Task
Every line that holds "rolach" should be shown.
----
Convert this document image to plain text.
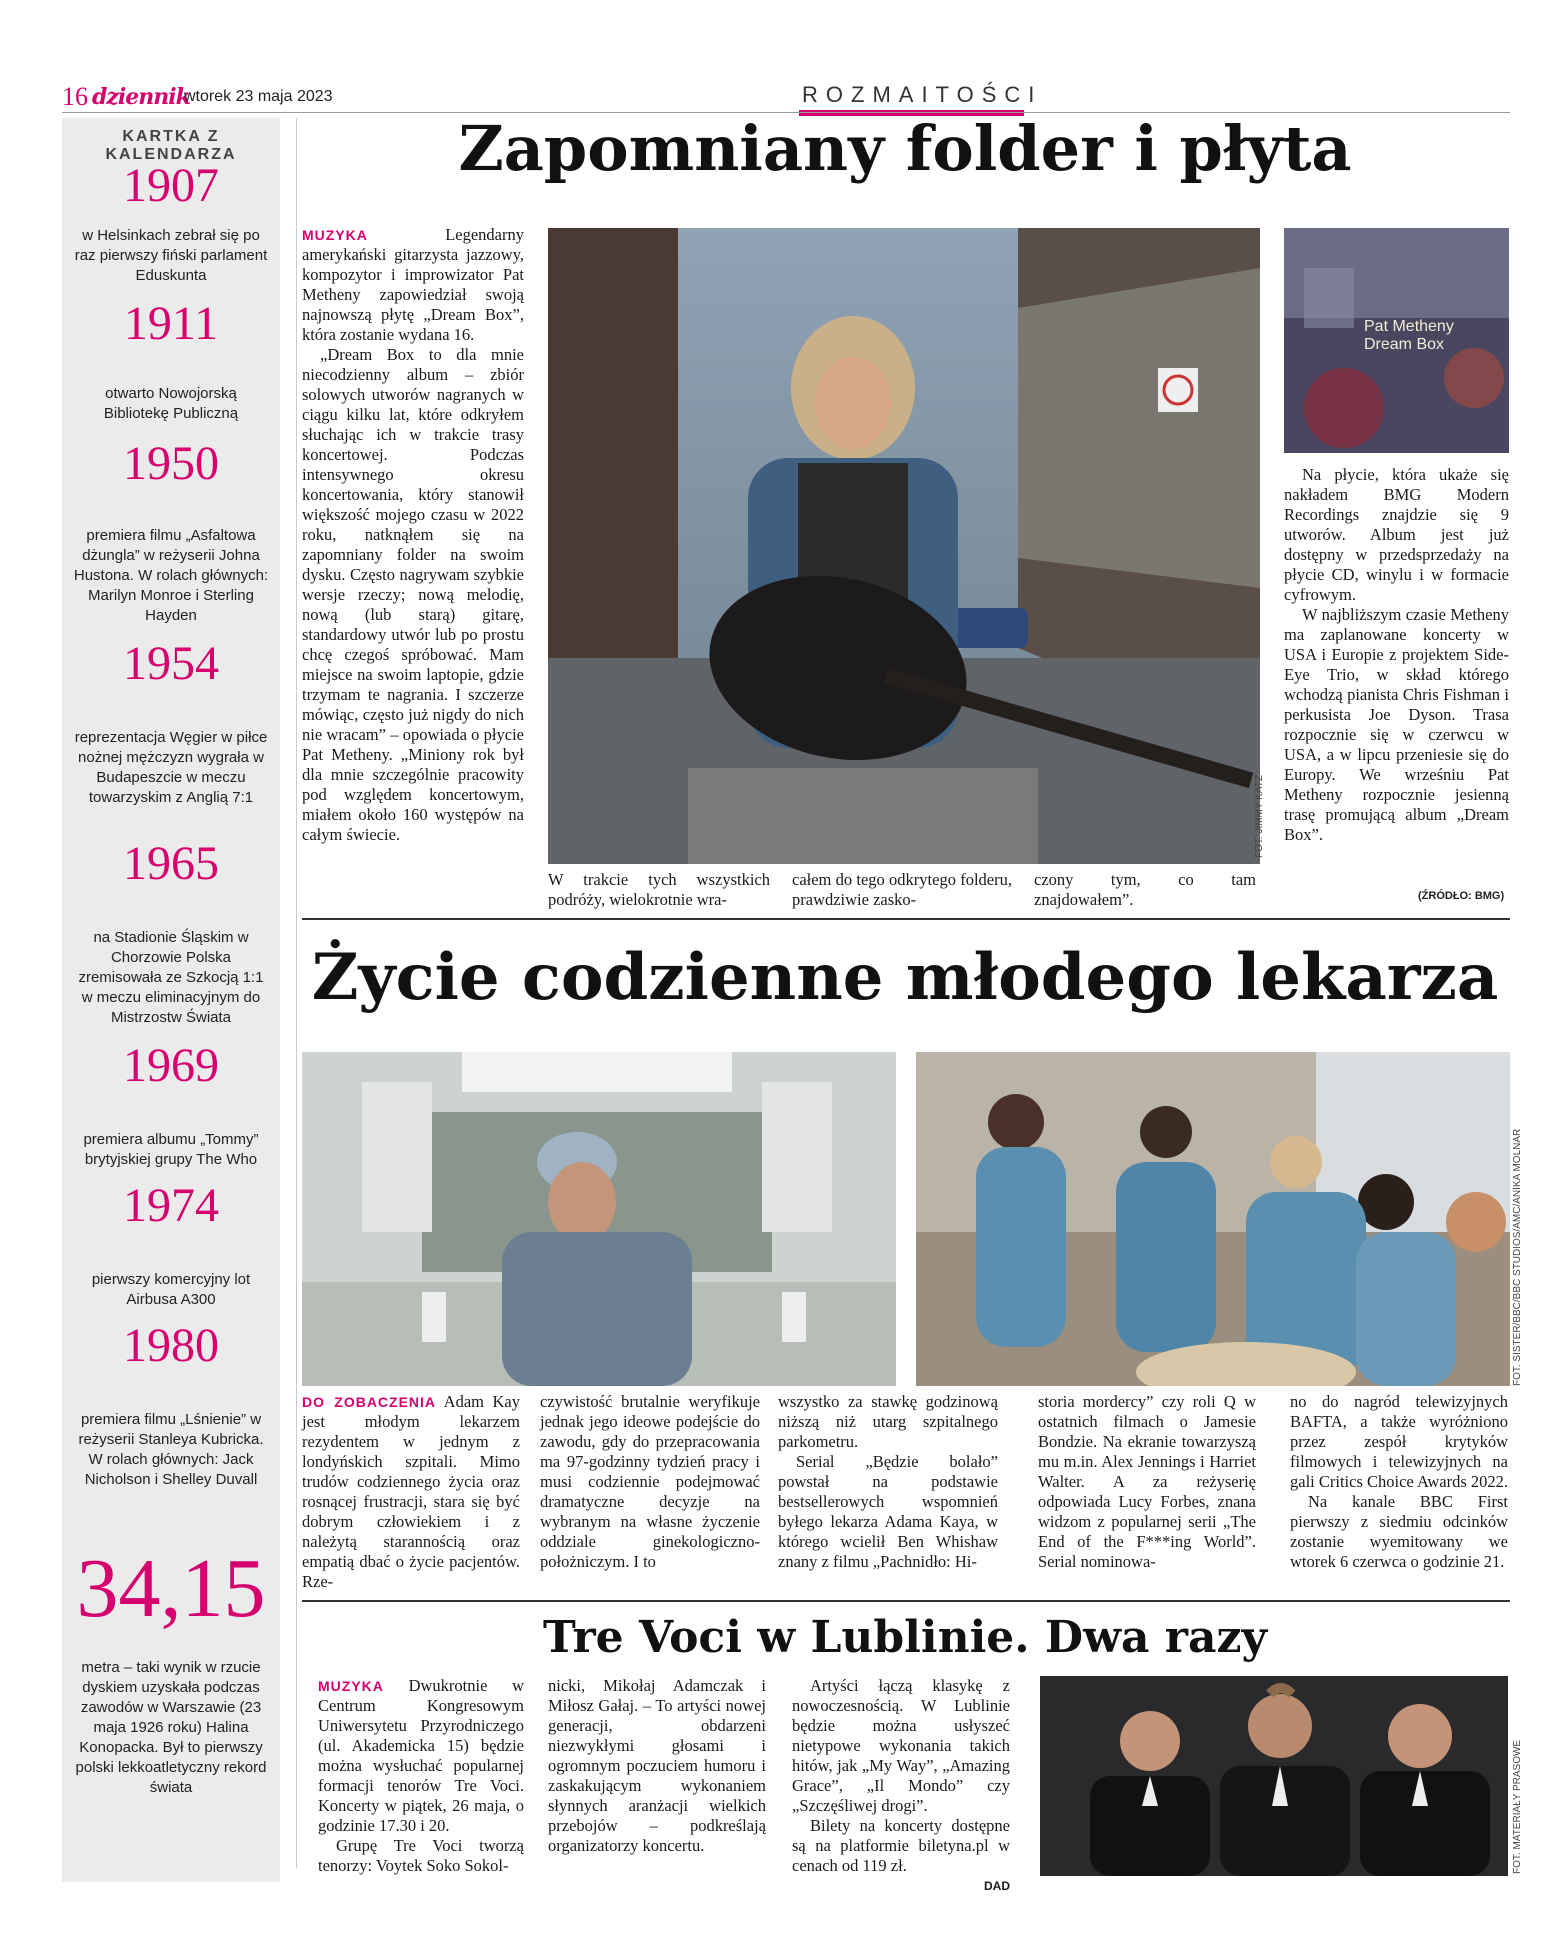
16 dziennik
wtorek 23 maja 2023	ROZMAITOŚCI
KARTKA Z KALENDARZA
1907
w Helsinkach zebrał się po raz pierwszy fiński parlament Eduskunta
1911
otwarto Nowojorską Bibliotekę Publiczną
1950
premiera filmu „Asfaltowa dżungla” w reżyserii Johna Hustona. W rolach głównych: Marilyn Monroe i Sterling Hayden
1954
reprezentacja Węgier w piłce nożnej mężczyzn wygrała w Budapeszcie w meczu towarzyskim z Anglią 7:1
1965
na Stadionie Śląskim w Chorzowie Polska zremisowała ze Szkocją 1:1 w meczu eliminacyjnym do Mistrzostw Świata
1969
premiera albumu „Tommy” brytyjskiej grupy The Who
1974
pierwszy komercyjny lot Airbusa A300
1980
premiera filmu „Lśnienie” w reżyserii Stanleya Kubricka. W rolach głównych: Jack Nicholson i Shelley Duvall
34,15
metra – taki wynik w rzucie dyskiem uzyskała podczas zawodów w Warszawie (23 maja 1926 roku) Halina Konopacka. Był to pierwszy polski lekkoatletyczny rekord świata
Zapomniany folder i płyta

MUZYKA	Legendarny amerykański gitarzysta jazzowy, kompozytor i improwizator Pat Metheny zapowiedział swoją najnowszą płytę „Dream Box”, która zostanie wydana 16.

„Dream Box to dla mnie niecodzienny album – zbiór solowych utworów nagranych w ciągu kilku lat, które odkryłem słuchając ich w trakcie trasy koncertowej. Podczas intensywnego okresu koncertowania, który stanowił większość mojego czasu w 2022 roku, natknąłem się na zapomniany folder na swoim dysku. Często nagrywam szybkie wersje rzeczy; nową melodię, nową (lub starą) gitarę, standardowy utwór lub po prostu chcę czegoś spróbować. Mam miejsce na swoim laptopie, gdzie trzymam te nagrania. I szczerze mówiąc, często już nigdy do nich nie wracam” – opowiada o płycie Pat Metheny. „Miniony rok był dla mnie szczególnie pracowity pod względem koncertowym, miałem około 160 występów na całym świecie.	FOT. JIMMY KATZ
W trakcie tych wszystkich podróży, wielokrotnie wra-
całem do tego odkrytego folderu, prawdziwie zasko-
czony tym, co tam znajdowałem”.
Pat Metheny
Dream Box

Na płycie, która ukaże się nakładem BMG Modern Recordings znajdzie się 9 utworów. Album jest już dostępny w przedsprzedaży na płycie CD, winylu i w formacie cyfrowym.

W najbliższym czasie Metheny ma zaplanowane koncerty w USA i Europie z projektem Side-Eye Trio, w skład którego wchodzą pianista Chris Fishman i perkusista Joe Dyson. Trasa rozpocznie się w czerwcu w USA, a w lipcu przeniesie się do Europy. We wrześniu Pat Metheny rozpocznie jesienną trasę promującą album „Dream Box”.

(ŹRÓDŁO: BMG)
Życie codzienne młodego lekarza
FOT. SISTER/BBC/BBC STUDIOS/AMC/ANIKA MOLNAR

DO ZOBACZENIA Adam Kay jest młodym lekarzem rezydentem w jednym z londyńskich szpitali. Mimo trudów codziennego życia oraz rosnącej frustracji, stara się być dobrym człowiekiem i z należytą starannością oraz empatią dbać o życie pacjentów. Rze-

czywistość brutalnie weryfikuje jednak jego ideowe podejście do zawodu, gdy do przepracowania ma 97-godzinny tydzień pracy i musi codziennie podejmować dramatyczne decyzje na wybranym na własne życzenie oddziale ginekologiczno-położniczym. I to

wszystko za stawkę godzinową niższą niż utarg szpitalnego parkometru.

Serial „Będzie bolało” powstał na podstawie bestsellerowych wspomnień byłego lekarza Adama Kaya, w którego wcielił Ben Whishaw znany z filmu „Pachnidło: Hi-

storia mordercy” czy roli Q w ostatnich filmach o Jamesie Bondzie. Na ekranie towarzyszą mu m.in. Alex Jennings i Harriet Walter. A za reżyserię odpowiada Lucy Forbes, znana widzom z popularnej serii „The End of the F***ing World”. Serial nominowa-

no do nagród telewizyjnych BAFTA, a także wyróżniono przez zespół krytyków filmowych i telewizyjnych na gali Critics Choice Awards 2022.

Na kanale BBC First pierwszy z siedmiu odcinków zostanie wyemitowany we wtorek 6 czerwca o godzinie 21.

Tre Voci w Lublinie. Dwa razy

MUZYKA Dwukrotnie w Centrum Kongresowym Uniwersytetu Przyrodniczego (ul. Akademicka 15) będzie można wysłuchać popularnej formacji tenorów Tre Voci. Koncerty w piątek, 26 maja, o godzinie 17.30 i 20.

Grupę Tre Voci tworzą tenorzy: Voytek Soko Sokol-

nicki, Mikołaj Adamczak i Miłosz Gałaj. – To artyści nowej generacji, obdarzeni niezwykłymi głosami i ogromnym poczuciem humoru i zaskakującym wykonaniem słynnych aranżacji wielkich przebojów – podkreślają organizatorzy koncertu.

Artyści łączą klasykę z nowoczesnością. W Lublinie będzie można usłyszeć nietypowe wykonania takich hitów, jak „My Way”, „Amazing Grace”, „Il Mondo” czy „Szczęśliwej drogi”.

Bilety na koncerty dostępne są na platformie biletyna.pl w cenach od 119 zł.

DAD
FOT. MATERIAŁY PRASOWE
----
Response to this task
premiera filmu „Asfaltowa dżungla” w reżyserii Johna Hustona. W rolach głównych: Marilyn Monroe i Sterling Hayden
premiera filmu „Lśnienie” w reżyserii Stanleya Kubricka. W rolach głównych: Jack Nicholson i Shelley Duvall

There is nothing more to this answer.